» **Problem requirements**: Reproduce all the entries exactly.

» **Extracted material**:
_ _ _ _ _ _ _
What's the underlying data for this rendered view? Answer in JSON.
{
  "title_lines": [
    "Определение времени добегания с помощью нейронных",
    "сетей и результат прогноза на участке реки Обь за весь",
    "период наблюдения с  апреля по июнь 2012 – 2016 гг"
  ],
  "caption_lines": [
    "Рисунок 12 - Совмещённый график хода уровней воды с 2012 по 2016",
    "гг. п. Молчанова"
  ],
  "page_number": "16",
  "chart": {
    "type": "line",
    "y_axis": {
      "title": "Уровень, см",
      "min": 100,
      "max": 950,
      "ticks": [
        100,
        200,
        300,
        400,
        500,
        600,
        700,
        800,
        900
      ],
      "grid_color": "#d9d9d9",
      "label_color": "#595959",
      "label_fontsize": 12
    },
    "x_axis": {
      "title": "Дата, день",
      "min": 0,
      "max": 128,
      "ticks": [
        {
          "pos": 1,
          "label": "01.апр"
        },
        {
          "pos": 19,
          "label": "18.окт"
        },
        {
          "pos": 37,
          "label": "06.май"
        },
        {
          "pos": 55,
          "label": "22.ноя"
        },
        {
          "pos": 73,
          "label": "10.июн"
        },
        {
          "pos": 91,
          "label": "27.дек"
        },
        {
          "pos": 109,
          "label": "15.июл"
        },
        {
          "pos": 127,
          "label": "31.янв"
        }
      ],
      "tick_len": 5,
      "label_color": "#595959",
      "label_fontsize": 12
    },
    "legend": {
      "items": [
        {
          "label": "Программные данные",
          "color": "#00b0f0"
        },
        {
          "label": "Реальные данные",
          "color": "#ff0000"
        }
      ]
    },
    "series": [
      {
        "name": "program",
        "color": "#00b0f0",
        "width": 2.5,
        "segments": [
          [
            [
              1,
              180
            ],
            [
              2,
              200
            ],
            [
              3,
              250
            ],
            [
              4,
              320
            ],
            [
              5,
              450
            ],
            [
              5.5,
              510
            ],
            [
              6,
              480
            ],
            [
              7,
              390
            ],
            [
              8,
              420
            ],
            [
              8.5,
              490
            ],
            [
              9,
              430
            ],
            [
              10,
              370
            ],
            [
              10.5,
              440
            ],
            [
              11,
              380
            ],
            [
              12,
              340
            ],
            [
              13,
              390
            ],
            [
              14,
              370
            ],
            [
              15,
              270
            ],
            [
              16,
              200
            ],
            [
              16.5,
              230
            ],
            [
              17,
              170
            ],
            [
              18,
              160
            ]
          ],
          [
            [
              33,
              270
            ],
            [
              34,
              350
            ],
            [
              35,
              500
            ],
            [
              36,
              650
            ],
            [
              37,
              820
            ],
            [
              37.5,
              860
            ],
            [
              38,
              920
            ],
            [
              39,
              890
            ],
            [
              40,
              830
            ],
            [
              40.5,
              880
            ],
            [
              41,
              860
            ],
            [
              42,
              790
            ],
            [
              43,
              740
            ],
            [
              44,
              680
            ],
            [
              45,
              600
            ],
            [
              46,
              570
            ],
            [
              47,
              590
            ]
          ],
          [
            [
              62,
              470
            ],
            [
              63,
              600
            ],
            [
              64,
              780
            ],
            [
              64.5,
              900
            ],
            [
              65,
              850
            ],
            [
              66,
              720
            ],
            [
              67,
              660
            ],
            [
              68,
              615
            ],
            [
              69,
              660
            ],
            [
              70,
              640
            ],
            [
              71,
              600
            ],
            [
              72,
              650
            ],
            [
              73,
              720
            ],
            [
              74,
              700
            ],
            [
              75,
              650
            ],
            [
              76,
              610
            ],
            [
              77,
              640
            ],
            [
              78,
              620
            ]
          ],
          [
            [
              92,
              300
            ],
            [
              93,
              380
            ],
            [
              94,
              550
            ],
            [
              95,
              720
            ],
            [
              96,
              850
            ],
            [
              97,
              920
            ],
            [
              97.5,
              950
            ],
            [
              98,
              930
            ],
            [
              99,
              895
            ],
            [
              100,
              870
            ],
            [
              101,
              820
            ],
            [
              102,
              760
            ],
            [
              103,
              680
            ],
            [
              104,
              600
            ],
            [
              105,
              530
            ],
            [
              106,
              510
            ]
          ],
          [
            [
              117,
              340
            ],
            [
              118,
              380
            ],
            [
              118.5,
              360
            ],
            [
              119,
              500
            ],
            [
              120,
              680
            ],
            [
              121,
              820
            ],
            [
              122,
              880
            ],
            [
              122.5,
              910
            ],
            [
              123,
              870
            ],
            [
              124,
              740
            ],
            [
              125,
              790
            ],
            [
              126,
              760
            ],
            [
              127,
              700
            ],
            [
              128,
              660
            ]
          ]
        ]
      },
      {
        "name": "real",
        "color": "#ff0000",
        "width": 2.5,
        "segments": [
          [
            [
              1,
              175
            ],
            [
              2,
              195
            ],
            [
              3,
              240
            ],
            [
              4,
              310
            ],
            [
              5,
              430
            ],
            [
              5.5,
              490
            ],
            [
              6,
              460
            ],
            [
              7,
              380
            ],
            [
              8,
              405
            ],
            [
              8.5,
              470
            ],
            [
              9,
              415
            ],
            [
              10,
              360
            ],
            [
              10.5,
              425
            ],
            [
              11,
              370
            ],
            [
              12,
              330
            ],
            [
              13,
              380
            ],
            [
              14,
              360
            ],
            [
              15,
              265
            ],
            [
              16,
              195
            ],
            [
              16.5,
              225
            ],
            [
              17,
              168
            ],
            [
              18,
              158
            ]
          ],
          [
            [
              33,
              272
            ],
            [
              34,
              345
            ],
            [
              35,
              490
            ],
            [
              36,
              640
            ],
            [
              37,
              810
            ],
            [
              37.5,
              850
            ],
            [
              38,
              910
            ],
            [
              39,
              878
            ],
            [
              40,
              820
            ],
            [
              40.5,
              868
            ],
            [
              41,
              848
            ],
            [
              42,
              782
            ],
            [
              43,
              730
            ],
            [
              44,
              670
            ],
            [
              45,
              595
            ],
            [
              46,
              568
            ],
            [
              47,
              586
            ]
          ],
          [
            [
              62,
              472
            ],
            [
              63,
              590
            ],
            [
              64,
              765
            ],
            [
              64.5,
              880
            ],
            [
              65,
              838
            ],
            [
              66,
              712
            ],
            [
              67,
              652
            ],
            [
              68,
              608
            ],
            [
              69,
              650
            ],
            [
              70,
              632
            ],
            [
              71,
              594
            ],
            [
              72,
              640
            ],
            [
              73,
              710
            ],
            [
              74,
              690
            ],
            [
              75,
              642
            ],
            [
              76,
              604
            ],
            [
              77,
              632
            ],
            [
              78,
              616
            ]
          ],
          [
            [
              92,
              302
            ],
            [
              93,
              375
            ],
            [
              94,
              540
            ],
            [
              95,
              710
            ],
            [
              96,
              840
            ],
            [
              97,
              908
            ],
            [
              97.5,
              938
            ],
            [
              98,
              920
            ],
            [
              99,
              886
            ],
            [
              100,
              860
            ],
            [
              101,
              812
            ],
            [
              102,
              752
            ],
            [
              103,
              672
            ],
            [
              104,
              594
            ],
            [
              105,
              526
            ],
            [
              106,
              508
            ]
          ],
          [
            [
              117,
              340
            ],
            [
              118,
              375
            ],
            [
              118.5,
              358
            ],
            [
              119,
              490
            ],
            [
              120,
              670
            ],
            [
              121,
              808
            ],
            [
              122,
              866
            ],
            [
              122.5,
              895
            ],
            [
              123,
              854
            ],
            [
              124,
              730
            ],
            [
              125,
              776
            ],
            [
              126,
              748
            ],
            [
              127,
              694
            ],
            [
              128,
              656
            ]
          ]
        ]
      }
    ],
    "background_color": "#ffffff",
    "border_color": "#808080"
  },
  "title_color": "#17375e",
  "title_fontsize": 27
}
_ _ _ _ _ _ _
» **Written response**:
What's the underlying data for this rendered view? Answer in JSON.
{
  "title_lines": [
    "Определение времени добегания с помощью нейронных",
    "сетей и результат прогноза на участке реки Обь за весь",
    "период наблюдения с  апреля по июнь 2012 – 2016 гг"
  ],
  "caption_lines": [
    "Рисунок 12 - Совмещённый график хода уровней воды с 2012 по 2016",
    "гг. п. Молчанова"
  ],
  "page_number": "16",
  "chart": {
    "type": "line",
    "y_axis": {
      "title": "Уровень, см",
      "min": 100,
      "max": 950,
      "ticks": [
        100,
        200,
        300,
        400,
        500,
        600,
        700,
        800,
        900
      ],
      "grid_color": "#d9d9d9",
      "label_color": "#595959",
      "label_fontsize": 12
    },
    "x_axis": {
      "title": "Дата, день",
      "min": 0,
      "max": 128,
      "ticks": [
        {
          "pos": 1,
          "label": "01.апр"
        },
        {
          "pos": 19,
          "label": "18.окт"
        },
        {
          "pos": 37,
          "label": "06.май"
        },
        {
          "pos": 55,
          "label": "22.ноя"
        },
        {
          "pos": 73,
          "label": "10.июн"
        },
        {
          "pos": 91,
          "label": "27.дек"
        },
        {
          "pos": 109,
          "label": "15.июл"
        },
        {
          "pos": 127,
          "label": "31.янв"
        }
      ],
      "tick_len": 5,
      "label_color": "#595959",
      "label_fontsize": 12
    },
    "legend": {
      "items": [
        {
          "label": "Программные данные",
          "color": "#00b0f0"
        },
        {
          "label": "Реальные данные",
          "color": "#ff0000"
        }
      ]
    },
    "series": [
      {
        "name": "program",
        "color": "#00b0f0",
        "width": 2.5,
        "segments": [
          [
            [
              1,
              180
            ],
            [
              2,
              200
            ],
            [
              3,
              250
            ],
            [
              4,
              320
            ],
            [
              5,
              450
            ],
            [
              5.5,
              510
            ],
            [
              6,
              480
            ],
            [
              7,
              390
            ],
            [
              8,
              420
            ],
            [
              8.5,
              490
            ],
            [
              9,
              430
            ],
            [
              10,
              370
            ],
            [
              10.5,
              440
            ],
            [
              11,
              380
            ],
            [
              12,
              340
            ],
            [
              13,
              390
            ],
            [
              14,
              370
            ],
            [
              15,
              270
            ],
            [
              16,
              200
            ],
            [
              16.5,
              230
            ],
            [
              17,
              170
            ],
            [
              18,
              160
            ]
          ],
          [
            [
              33,
              270
            ],
            [
              34,
              350
            ],
            [
              35,
              500
            ],
            [
              36,
              650
            ],
            [
              37,
              820
            ],
            [
              37.5,
              860
            ],
            [
              38,
              920
            ],
            [
              39,
              890
            ],
            [
              40,
              830
            ],
            [
              40.5,
              880
            ],
            [
              41,
              860
            ],
            [
              42,
              790
            ],
            [
              43,
              740
            ],
            [
              44,
              680
            ],
            [
              45,
              600
            ],
            [
              46,
              570
            ],
            [
              47,
              590
            ]
          ],
          [
            [
              62,
              470
            ],
            [
              63,
              600
            ],
            [
              64,
              780
            ],
            [
              64.5,
              900
            ],
            [
              65,
              850
            ],
            [
              66,
              720
            ],
            [
              67,
              660
            ],
            [
              68,
              615
            ],
            [
              69,
              660
            ],
            [
              70,
              640
            ],
            [
              71,
              600
            ],
            [
              72,
              650
            ],
            [
              73,
              720
            ],
            [
              74,
              700
            ],
            [
              75,
              650
            ],
            [
              76,
              610
            ],
            [
              77,
              640
            ],
            [
              78,
              620
            ]
          ],
          [
            [
              92,
              300
            ],
            [
              93,
              380
            ],
            [
              94,
              550
            ],
            [
              95,
              720
            ],
            [
              96,
              850
            ],
            [
              97,
              920
            ],
            [
              97.5,
              950
            ],
            [
              98,
              930
            ],
            [
              99,
              895
            ],
            [
              100,
              870
            ],
            [
              101,
              820
            ],
            [
              102,
              760
            ],
            [
              103,
              680
            ],
            [
              104,
              600
            ],
            [
              105,
              530
            ],
            [
              106,
              510
            ]
          ],
          [
            [
              117,
              340
            ],
            [
              118,
              380
            ],
            [
              118.5,
              360
            ],
            [
              119,
              500
            ],
            [
              120,
              680
            ],
            [
              121,
              820
            ],
            [
              122,
              880
            ],
            [
              122.5,
              910
            ],
            [
              123,
              870
            ],
            [
              124,
              740
            ],
            [
              125,
              790
            ],
            [
              126,
              760
            ],
            [
              127,
              700
            ],
            [
              128,
              660
            ]
          ]
        ]
      },
      {
        "name": "real",
        "color": "#ff0000",
        "width": 2.5,
        "segments": [
          [
            [
              1,
              175
            ],
            [
              2,
              195
            ],
            [
              3,
              240
            ],
            [
              4,
              310
            ],
            [
              5,
              430
            ],
            [
              5.5,
              490
            ],
            [
              6,
              460
            ],
            [
              7,
              380
            ],
            [
              8,
              405
            ],
            [
              8.5,
              470
            ],
            [
              9,
              415
            ],
            [
              10,
              360
            ],
            [
              10.5,
              425
            ],
            [
              11,
              370
            ],
            [
              12,
              330
            ],
            [
              13,
              380
            ],
            [
              14,
              360
            ],
            [
              15,
              265
            ],
            [
              16,
              195
            ],
            [
              16.5,
              225
            ],
            [
              17,
              168
            ],
            [
              18,
              158
            ]
          ],
          [
            [
              33,
              272
            ],
            [
              34,
              345
            ],
            [
              35,
              490
            ],
            [
              36,
              640
            ],
            [
              37,
              810
            ],
            [
              37.5,
              850
            ],
            [
              38,
              910
            ],
            [
              39,
              878
            ],
            [
              40,
              820
            ],
            [
              40.5,
              868
            ],
            [
              41,
              848
            ],
            [
              42,
              782
            ],
            [
              43,
              730
            ],
            [
              44,
              670
            ],
            [
              45,
              595
            ],
            [
              46,
              568
            ],
            [
              47,
              586
            ]
          ],
          [
            [
              62,
              472
            ],
            [
              63,
              590
            ],
            [
              64,
              765
            ],
            [
              64.5,
              880
            ],
            [
              65,
              838
            ],
            [
              66,
              712
            ],
            [
              67,
              652
            ],
            [
              68,
              608
            ],
            [
              69,
              650
            ],
            [
              70,
              632
            ],
            [
              71,
              594
            ],
            [
              72,
              640
            ],
            [
              73,
              710
            ],
            [
              74,
              690
            ],
            [
              75,
              642
            ],
            [
              76,
              604
            ],
            [
              77,
              632
            ],
            [
              78,
              616
            ]
          ],
          [
            [
              92,
              302
            ],
            [
              93,
              375
            ],
            [
              94,
              540
            ],
            [
              95,
              710
            ],
            [
              96,
              840
            ],
            [
              97,
              908
            ],
            [
              97.5,
              938
            ],
            [
              98,
              920
            ],
            [
              99,
              886
            ],
            [
              100,
              860
            ],
            [
              101,
              812
            ],
            [
              102,
              752
            ],
            [
              103,
              672
            ],
            [
              104,
              594
            ],
            [
              105,
              526
            ],
            [
              106,
              508
            ]
          ],
          [
            [
              117,
              340
            ],
            [
              118,
              375
            ],
            [
              118.5,
              358
            ],
            [
              119,
              490
            ],
            [
              120,
              670
            ],
            [
              121,
              808
            ],
            [
              122,
              866
            ],
            [
              122.5,
              895
            ],
            [
              123,
              854
            ],
            [
              124,
              730
            ],
            [
              125,
              776
            ],
            [
              126,
              748
            ],
            [
              127,
              694
            ],
            [
              128,
              656
            ]
          ]
        ]
      }
    ],
    "background_color": "#ffffff",
    "border_color": "#808080"
  },
  "title_color": "#17375e",
  "title_fontsize": 27
}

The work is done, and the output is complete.